---- RECORDS FOR PROCESSING
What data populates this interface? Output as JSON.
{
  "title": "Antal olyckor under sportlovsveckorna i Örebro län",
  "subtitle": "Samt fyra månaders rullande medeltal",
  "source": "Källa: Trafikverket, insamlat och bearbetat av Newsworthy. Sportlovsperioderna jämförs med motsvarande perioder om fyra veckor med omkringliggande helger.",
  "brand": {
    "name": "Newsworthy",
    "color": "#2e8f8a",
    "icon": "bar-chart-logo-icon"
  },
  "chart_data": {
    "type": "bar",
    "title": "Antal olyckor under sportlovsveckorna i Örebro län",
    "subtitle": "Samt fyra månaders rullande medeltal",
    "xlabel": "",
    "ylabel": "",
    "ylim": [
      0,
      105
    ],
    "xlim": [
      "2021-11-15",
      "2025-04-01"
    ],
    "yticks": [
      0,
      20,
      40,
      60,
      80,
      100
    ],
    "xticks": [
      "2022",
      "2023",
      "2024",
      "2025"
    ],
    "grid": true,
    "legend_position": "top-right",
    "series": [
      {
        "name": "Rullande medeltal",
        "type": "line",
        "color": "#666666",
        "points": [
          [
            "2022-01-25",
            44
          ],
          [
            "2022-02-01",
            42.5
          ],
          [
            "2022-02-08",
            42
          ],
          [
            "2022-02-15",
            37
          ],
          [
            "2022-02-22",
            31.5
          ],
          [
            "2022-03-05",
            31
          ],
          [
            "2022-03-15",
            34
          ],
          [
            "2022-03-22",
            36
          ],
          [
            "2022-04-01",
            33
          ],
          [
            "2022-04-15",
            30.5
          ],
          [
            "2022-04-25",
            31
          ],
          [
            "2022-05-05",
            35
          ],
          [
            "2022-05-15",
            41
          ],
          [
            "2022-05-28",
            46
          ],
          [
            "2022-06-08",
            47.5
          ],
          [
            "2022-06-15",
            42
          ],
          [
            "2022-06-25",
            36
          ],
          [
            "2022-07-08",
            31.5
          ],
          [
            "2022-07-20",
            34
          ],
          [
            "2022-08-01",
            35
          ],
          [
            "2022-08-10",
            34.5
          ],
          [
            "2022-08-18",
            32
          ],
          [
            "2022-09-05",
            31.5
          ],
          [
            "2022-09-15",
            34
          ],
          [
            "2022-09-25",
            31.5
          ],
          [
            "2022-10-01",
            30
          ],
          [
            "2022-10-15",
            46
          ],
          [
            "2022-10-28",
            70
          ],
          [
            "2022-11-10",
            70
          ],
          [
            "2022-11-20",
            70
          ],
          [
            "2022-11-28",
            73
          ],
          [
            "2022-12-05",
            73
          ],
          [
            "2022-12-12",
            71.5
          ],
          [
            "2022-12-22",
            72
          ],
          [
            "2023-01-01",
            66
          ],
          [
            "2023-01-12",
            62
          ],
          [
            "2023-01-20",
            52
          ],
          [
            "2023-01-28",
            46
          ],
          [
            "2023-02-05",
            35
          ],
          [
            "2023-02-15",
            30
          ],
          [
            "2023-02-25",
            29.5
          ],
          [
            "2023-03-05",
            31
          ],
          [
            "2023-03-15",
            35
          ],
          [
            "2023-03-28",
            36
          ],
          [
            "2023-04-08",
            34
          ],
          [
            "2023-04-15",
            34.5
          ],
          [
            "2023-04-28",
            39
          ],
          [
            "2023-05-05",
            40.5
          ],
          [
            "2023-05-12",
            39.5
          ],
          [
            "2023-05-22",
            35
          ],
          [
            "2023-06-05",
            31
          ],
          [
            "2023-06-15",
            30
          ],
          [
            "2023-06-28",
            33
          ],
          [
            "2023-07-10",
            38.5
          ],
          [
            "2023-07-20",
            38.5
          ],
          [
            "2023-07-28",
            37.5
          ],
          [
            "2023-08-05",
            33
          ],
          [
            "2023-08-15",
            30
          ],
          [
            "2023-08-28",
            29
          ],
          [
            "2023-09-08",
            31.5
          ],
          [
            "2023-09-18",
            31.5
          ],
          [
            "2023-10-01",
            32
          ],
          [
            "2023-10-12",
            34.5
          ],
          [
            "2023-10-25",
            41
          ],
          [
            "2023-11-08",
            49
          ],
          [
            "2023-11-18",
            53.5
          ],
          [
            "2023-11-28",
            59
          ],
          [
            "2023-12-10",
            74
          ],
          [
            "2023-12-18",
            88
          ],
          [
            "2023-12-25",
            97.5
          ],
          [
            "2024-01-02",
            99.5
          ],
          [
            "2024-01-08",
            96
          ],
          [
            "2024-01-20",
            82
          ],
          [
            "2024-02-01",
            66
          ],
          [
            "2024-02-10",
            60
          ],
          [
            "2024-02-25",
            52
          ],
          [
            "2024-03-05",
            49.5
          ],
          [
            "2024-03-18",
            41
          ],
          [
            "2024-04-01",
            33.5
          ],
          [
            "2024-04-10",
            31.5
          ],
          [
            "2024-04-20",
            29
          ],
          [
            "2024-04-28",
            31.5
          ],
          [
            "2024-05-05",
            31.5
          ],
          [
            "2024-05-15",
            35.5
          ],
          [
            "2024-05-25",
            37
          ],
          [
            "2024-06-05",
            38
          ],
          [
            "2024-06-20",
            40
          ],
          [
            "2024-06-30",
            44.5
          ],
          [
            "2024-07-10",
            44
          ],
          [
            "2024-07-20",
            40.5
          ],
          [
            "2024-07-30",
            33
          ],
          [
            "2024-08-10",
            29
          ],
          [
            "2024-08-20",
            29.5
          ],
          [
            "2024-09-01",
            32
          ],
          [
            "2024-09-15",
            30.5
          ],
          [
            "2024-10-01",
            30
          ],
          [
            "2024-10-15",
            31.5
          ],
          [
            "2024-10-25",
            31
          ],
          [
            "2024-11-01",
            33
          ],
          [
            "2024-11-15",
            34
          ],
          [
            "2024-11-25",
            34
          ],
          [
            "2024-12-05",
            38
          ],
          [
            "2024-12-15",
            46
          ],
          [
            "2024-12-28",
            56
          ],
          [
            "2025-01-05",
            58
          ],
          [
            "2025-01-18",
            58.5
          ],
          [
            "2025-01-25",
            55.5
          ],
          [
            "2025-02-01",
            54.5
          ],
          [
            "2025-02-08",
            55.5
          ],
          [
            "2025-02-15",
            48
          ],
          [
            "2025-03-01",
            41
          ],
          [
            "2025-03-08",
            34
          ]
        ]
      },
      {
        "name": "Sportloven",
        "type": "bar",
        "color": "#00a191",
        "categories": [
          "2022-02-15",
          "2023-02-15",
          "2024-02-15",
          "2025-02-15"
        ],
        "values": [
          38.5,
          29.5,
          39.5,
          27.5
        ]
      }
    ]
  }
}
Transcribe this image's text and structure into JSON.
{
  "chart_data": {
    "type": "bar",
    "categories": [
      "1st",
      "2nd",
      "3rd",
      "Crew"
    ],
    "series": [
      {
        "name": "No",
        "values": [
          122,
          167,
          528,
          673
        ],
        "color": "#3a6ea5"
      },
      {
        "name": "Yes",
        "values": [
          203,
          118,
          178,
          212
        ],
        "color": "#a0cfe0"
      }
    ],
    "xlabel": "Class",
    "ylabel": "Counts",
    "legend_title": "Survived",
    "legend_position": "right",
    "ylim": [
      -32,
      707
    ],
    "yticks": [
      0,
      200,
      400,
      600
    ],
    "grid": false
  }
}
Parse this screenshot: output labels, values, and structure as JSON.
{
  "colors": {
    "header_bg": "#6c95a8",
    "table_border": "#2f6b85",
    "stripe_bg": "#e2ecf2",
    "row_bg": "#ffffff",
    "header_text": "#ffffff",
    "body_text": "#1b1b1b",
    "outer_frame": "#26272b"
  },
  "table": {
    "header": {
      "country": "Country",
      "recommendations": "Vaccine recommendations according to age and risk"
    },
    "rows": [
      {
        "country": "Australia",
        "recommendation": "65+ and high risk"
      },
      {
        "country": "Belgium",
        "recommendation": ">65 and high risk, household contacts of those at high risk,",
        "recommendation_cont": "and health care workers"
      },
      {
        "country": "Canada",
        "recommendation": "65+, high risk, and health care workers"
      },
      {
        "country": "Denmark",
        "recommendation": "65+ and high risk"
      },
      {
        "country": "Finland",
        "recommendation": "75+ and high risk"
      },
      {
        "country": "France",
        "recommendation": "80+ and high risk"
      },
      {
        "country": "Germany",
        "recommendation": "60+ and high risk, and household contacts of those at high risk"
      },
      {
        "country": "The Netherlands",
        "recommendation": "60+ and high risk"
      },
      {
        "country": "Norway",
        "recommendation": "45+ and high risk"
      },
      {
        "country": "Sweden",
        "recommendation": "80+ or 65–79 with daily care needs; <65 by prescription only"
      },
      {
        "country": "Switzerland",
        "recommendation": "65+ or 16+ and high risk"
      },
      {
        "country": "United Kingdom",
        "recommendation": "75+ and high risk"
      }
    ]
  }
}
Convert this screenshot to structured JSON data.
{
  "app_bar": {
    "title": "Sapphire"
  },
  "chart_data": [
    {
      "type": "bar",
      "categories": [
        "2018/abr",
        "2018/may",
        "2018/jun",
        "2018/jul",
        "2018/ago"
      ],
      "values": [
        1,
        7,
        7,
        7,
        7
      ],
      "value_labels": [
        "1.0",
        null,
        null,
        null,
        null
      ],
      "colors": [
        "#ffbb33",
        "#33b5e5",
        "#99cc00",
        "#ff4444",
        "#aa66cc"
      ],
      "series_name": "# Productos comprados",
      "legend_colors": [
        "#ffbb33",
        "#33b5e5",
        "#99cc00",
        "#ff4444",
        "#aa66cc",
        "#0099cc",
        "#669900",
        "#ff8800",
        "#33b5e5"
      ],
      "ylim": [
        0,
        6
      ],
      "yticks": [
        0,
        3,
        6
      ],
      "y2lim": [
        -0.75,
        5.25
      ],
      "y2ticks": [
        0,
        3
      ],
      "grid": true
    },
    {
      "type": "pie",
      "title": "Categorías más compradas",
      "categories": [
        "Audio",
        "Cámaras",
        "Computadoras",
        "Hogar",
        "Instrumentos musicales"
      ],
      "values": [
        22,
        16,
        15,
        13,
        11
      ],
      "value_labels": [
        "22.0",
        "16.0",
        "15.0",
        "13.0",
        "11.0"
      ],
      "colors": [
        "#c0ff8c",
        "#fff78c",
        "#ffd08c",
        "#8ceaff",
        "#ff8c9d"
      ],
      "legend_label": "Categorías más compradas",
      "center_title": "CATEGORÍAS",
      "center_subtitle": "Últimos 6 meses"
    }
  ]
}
--------
**TASK REQUIREMENTS**
Show every line of the listing in which the string "care" can be found.

**RESULT FOR THIS EXERCISE**
        "recommendation_cont": "and health care workers"
        "recommendation": "65+, high risk, and health care workers"
        "recommendation": "80+ or 65–79 with daily care needs; <65 by prescription only"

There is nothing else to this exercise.